--- MATERIAL TO PROCESS ---
====================
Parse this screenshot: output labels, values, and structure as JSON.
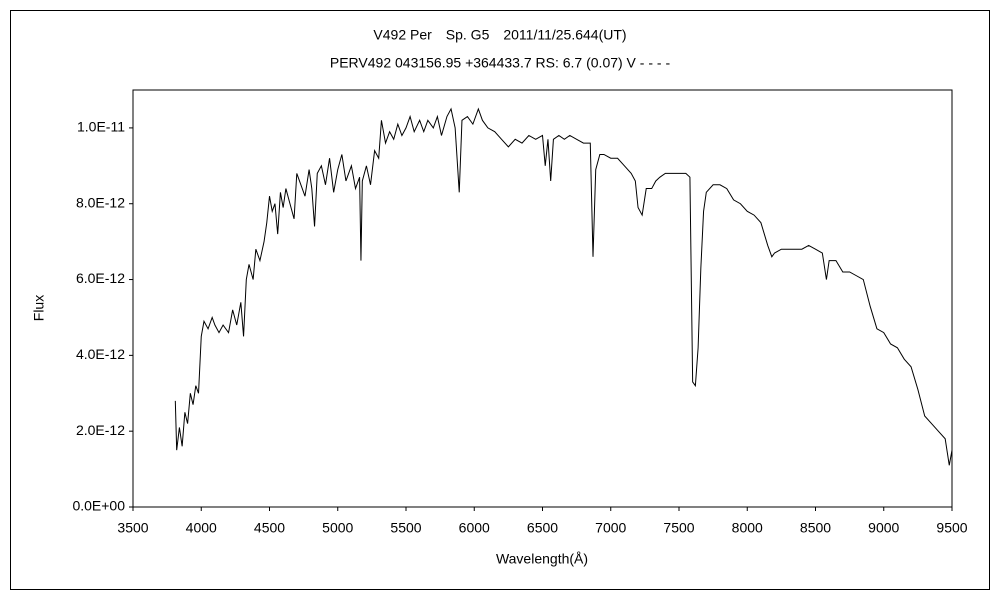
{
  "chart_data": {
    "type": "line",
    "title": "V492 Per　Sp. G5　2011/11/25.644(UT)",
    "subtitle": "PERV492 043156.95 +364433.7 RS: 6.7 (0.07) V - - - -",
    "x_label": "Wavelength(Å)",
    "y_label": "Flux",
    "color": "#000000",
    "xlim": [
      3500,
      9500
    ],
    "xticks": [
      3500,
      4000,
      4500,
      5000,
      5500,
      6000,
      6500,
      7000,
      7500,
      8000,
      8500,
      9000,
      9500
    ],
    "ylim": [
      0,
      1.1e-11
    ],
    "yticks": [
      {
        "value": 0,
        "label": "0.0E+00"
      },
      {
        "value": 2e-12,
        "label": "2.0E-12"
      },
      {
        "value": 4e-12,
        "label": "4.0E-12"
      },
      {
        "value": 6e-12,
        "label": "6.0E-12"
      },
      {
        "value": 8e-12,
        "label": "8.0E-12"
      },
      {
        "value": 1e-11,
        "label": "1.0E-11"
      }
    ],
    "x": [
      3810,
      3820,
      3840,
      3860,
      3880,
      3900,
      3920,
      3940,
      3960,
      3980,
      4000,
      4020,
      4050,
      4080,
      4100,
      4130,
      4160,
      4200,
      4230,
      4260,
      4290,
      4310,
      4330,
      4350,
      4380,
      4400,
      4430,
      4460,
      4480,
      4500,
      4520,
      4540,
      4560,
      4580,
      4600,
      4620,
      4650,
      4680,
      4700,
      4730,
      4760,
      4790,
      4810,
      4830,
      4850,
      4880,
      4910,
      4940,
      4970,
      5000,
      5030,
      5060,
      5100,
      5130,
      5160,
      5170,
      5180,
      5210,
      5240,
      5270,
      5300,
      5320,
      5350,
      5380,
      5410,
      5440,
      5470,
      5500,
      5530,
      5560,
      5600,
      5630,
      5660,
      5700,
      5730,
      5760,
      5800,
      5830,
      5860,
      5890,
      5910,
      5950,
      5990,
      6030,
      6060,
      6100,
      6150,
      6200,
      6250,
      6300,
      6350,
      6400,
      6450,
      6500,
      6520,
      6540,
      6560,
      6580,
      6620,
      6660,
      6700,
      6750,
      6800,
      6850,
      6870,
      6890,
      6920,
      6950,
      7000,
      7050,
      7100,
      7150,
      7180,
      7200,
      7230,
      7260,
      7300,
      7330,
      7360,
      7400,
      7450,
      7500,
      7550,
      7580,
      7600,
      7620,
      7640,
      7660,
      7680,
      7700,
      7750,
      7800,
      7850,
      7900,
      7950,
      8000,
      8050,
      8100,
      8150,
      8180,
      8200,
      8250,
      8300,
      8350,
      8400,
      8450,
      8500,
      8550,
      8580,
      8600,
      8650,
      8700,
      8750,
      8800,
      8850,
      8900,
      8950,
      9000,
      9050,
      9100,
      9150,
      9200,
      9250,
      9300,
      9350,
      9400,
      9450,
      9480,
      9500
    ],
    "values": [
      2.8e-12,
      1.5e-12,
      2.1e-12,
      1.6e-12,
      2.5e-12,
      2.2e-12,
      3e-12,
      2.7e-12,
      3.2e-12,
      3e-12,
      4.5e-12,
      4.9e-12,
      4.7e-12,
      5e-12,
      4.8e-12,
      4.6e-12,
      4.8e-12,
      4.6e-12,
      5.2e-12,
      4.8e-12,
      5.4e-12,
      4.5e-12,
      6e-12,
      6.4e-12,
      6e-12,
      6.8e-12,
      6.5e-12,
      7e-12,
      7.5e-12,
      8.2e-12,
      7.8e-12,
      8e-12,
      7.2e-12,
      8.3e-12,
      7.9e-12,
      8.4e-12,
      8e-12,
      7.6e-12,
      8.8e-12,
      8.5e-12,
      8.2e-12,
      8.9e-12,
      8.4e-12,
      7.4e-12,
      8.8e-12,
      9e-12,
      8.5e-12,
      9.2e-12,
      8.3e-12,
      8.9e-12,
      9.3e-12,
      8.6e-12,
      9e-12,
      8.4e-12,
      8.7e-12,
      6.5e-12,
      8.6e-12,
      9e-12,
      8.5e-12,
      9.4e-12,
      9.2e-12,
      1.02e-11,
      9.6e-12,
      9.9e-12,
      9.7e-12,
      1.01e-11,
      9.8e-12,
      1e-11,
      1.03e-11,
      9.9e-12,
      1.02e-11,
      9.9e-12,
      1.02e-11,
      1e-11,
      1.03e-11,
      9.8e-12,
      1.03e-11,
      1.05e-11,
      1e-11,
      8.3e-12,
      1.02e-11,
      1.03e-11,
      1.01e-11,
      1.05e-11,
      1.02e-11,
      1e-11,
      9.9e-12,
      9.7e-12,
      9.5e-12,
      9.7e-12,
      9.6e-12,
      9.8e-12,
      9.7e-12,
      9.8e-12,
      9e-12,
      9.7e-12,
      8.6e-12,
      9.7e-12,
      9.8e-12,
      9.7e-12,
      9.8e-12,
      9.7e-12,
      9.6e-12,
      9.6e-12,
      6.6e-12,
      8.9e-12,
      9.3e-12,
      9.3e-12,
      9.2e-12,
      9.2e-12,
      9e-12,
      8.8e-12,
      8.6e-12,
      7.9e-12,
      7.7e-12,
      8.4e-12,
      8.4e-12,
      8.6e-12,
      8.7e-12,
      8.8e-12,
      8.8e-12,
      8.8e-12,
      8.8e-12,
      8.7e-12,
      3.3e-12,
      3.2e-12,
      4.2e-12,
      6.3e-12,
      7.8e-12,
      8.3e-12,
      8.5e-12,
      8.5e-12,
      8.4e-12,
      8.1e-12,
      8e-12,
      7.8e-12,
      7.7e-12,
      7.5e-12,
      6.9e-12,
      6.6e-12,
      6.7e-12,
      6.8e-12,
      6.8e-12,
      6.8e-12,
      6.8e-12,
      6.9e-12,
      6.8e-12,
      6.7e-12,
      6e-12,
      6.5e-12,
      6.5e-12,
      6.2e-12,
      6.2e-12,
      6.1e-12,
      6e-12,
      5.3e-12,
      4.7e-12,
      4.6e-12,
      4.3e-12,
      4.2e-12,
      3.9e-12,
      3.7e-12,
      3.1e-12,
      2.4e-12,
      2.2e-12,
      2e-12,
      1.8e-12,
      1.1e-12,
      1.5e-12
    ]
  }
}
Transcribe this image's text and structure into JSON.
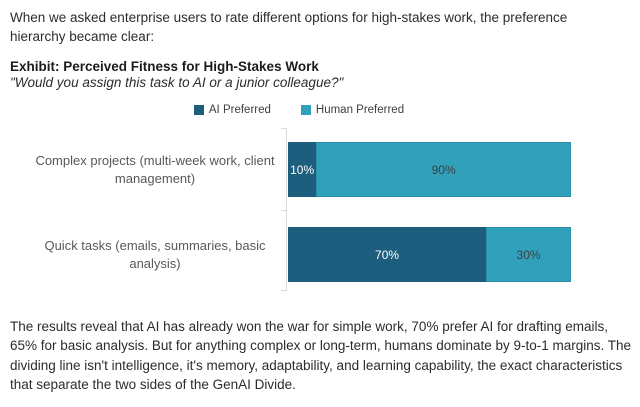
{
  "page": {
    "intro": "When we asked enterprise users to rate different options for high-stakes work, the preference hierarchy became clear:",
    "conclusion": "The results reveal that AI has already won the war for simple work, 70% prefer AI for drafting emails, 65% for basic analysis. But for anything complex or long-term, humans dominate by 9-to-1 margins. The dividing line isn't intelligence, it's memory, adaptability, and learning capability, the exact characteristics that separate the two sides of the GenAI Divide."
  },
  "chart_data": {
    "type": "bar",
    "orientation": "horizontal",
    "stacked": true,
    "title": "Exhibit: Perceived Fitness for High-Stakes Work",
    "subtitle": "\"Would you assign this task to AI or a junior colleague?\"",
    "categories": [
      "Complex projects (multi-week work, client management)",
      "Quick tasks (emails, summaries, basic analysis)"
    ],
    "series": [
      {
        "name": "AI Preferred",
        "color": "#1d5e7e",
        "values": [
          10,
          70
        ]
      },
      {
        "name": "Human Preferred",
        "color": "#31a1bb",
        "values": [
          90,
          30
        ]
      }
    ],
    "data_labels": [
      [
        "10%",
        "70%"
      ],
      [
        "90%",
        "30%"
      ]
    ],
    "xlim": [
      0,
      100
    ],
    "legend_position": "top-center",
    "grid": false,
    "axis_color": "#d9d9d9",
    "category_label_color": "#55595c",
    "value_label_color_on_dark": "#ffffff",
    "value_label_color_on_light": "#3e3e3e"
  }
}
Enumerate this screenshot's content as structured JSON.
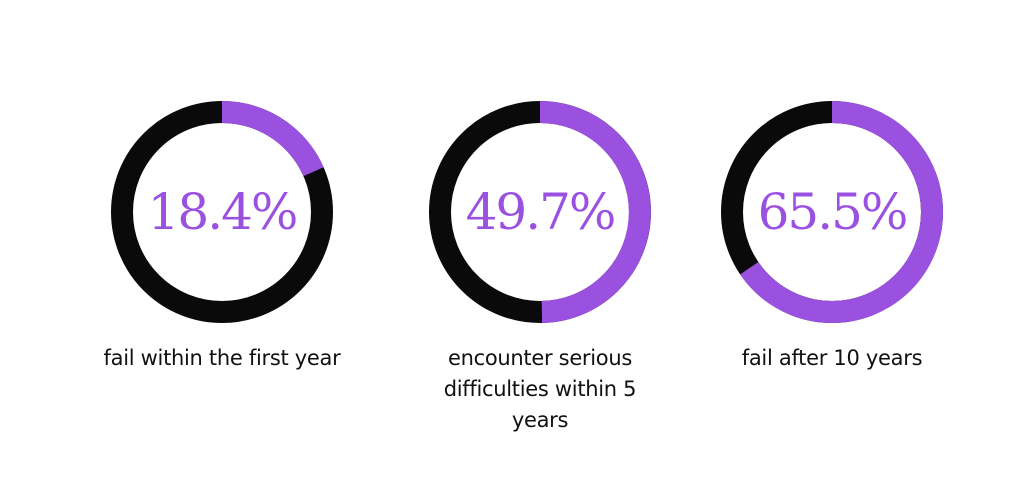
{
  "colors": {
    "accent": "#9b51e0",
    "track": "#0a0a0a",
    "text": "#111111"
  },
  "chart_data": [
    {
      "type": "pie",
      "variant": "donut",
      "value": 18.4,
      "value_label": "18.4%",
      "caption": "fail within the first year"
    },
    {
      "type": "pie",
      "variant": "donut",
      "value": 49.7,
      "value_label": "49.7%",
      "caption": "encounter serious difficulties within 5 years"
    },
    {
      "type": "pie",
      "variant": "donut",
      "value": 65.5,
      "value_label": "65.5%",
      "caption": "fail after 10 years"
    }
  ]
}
====================
Your task is to give again, unchanged, the lines from the line that contains "Enumerate this screenshot's" to the end of the records. Include both end lines but no pictures.

--- SOLUTION TO THIS PROBLEM ---
Enumerate this screenshot's content as structured JSON.
{
  "colors": {
    "accent": "#9b51e0",
    "track": "#0a0a0a",
    "text": "#111111"
  },
  "chart_data": [
    {
      "type": "pie",
      "variant": "donut",
      "value": 18.4,
      "value_label": "18.4%",
      "caption": "fail within the first year"
    },
    {
      "type": "pie",
      "variant": "donut",
      "value": 49.7,
      "value_label": "49.7%",
      "caption": "encounter serious difficulties within 5 years"
    },
    {
      "type": "pie",
      "variant": "donut",
      "value": 65.5,
      "value_label": "65.5%",
      "caption": "fail after 10 years"
    }
  ]
}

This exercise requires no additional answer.